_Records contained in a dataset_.

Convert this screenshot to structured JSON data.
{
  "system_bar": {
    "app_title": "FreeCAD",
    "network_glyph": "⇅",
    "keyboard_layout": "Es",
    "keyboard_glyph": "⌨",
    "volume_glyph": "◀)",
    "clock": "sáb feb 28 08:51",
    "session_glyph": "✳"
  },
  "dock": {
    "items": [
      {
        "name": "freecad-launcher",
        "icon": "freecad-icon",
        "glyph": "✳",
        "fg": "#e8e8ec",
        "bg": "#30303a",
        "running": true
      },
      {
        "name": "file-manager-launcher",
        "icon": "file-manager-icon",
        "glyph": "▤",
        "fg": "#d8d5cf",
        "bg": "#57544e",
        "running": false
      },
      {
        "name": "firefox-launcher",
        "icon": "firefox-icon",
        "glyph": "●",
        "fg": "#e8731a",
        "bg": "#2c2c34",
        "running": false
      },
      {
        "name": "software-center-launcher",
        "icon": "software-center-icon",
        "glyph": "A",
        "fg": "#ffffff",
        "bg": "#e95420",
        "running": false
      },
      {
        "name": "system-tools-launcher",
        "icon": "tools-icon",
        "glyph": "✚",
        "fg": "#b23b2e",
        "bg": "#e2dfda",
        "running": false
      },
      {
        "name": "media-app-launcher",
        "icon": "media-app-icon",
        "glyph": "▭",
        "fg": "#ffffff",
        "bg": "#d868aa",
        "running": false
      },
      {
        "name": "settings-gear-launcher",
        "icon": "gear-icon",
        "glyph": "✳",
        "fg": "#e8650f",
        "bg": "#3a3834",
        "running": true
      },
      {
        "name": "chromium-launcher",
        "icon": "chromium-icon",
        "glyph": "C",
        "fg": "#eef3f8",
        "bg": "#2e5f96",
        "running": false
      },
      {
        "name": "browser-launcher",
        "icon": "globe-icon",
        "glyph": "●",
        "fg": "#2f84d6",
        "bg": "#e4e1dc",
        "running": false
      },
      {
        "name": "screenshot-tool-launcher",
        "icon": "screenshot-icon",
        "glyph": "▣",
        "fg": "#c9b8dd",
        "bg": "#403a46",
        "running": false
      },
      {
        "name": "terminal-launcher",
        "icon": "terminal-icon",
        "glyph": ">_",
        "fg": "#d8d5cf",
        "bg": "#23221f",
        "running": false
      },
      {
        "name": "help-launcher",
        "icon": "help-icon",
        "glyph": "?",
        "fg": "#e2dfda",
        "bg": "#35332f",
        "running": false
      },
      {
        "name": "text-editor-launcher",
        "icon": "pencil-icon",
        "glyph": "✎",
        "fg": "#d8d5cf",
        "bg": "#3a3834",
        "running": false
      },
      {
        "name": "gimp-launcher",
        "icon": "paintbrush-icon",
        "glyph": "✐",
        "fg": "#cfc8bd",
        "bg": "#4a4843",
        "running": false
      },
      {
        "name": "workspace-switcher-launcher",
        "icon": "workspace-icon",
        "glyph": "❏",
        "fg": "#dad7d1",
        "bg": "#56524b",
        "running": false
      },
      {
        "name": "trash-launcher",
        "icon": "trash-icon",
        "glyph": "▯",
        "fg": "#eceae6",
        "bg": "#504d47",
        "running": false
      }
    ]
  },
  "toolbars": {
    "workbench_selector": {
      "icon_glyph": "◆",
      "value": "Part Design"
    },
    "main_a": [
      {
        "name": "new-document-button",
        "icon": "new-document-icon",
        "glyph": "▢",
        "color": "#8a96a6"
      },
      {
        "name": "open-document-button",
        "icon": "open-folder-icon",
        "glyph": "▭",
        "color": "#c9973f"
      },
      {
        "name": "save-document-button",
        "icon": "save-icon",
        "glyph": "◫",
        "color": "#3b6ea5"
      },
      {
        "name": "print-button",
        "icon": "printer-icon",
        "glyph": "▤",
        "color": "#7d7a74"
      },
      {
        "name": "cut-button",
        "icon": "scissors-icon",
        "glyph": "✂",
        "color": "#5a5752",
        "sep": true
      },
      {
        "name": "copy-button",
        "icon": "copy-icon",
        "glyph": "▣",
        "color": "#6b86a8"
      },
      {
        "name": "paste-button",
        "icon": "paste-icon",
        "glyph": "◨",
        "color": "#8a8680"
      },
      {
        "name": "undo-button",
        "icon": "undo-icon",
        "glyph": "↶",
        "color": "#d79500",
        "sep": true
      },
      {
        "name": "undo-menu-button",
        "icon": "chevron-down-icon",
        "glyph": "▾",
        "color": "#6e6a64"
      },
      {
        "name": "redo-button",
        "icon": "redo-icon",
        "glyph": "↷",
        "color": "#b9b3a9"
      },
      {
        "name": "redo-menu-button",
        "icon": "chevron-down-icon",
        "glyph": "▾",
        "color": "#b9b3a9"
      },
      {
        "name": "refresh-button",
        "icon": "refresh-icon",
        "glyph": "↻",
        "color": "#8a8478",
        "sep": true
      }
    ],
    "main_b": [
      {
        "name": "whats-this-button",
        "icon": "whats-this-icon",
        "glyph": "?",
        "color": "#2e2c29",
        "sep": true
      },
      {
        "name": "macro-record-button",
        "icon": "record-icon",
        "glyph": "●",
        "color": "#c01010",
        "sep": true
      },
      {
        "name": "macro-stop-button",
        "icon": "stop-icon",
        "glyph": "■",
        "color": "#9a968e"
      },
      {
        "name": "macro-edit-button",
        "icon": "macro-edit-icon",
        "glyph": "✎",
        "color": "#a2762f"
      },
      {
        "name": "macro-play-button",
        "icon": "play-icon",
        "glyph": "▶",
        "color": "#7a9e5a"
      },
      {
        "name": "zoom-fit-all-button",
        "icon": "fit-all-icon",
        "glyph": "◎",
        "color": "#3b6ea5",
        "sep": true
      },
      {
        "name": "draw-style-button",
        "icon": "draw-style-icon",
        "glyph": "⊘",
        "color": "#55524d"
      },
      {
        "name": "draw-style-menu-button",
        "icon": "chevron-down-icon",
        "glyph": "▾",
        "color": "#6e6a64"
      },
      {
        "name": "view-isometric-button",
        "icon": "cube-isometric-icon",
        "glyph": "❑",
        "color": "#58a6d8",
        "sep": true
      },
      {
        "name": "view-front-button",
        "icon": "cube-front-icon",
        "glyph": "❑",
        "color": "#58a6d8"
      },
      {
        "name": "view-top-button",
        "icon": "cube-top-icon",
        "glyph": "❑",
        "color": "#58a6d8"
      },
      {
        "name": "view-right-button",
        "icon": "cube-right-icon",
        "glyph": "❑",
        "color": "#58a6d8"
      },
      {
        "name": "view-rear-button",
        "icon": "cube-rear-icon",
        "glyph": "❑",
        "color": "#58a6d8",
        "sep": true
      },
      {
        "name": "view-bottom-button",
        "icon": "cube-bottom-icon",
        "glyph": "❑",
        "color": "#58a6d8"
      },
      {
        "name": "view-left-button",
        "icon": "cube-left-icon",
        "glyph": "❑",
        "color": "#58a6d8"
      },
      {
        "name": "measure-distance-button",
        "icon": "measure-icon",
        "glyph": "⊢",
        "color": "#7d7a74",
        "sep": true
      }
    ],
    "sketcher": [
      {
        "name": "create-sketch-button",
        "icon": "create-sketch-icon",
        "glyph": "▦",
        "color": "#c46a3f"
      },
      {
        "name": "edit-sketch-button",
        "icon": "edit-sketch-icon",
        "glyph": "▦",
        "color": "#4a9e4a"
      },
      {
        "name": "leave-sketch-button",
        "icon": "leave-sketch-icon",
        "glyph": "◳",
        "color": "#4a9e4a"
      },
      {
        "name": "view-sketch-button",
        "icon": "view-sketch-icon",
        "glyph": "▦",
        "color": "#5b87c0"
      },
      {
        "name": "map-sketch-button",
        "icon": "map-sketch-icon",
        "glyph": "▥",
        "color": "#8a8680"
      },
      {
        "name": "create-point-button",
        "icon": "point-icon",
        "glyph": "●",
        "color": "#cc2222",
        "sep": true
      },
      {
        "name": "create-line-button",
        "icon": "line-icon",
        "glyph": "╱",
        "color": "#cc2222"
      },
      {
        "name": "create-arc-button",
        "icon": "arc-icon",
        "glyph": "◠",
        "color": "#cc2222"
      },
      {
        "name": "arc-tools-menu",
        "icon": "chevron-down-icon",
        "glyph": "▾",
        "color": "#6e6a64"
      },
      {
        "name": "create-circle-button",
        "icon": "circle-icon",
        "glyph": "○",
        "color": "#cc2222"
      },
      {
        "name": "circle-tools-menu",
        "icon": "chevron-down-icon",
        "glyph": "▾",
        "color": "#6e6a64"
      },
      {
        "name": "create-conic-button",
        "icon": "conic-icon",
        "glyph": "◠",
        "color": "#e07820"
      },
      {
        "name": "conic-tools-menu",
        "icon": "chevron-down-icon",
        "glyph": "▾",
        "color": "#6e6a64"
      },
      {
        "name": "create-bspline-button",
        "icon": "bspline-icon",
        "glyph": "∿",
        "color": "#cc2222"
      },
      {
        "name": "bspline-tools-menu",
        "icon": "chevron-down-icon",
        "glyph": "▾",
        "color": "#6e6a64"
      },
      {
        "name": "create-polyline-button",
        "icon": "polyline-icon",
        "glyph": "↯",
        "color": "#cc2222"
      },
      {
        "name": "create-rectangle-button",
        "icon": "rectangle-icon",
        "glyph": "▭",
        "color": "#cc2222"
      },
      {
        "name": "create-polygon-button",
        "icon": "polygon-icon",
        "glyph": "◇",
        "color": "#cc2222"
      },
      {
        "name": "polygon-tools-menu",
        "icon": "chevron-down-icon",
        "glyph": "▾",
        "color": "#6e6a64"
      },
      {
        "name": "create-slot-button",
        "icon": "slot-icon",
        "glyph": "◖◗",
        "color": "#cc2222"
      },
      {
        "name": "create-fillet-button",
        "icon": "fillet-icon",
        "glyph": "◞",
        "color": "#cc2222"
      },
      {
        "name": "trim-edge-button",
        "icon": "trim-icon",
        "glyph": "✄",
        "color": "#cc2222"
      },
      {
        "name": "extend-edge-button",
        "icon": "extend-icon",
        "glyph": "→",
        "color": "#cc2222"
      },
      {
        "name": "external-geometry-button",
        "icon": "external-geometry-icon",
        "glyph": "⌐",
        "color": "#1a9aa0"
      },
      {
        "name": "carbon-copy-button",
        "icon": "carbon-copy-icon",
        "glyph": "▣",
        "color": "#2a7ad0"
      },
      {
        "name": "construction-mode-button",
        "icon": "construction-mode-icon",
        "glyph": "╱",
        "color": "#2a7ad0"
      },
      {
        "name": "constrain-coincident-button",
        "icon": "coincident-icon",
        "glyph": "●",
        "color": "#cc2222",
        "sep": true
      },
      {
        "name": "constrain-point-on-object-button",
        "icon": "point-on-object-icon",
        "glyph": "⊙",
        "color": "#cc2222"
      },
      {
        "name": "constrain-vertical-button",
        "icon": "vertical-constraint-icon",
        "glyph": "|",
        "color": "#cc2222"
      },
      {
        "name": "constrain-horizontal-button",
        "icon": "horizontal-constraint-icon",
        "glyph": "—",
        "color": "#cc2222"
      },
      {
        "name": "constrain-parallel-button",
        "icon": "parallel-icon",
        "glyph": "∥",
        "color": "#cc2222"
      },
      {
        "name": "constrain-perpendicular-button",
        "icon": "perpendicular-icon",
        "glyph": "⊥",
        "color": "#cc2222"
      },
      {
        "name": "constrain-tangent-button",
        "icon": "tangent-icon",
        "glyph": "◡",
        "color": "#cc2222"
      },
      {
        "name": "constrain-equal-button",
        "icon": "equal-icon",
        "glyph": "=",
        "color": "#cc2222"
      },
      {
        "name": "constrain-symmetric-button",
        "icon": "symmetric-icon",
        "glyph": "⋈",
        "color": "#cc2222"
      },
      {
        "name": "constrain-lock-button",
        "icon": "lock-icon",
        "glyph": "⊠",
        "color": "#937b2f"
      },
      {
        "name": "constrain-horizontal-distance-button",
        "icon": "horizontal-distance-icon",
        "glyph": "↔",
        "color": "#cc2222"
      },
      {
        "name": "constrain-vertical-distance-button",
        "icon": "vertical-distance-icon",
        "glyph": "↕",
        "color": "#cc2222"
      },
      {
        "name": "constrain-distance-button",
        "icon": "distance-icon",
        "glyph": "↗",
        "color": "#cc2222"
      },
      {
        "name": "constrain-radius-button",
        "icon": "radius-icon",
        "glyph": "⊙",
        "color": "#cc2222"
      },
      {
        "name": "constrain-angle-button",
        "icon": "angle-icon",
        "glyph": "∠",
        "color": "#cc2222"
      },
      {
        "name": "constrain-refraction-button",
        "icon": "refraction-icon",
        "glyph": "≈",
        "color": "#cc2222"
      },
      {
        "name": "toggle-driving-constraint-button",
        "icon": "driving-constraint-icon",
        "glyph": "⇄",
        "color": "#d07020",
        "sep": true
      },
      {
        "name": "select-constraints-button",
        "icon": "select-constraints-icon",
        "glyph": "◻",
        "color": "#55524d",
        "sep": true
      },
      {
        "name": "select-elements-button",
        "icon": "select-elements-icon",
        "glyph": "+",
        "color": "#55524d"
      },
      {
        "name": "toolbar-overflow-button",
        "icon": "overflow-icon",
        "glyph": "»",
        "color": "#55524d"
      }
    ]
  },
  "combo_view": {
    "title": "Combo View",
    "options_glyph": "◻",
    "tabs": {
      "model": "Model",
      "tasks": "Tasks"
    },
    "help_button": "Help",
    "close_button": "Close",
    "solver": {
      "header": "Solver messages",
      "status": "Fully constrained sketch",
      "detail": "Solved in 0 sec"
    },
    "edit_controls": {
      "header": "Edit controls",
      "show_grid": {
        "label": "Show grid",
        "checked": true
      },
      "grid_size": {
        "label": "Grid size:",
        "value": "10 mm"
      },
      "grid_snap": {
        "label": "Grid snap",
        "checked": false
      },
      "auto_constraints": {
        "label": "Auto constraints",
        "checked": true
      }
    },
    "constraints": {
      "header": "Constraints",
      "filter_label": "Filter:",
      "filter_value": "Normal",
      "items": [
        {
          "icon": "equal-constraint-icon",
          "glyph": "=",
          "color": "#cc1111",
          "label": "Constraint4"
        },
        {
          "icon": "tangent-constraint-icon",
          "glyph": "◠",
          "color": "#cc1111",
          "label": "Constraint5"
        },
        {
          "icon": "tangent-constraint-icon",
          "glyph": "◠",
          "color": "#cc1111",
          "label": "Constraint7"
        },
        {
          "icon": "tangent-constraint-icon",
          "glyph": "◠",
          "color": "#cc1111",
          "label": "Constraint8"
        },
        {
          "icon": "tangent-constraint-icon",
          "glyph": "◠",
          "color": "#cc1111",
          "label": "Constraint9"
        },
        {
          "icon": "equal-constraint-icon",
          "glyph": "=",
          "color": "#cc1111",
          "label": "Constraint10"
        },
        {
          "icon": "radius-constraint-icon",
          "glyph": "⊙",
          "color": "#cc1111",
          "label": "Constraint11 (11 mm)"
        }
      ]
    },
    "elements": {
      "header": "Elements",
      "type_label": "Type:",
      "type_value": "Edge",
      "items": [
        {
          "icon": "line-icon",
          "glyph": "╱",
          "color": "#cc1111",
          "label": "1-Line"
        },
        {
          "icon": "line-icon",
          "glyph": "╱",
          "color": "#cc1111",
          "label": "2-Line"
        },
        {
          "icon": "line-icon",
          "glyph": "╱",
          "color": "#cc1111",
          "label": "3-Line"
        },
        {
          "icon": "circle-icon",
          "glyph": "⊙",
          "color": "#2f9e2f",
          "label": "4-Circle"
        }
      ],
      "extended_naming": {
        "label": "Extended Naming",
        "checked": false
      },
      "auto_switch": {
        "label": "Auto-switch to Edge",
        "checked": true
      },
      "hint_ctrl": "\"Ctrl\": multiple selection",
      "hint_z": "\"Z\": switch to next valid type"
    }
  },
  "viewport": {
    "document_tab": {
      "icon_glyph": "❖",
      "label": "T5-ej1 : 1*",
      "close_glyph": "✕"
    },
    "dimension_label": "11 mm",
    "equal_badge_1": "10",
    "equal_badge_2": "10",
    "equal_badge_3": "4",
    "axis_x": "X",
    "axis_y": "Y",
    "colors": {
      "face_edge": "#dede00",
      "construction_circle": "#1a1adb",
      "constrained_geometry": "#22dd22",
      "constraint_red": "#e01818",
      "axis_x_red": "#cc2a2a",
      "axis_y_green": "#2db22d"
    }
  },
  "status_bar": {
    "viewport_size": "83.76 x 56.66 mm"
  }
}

_What the task requires_. Among the lines of the records above, count those holding the string "carbon", and report only the number.

_Response_. 2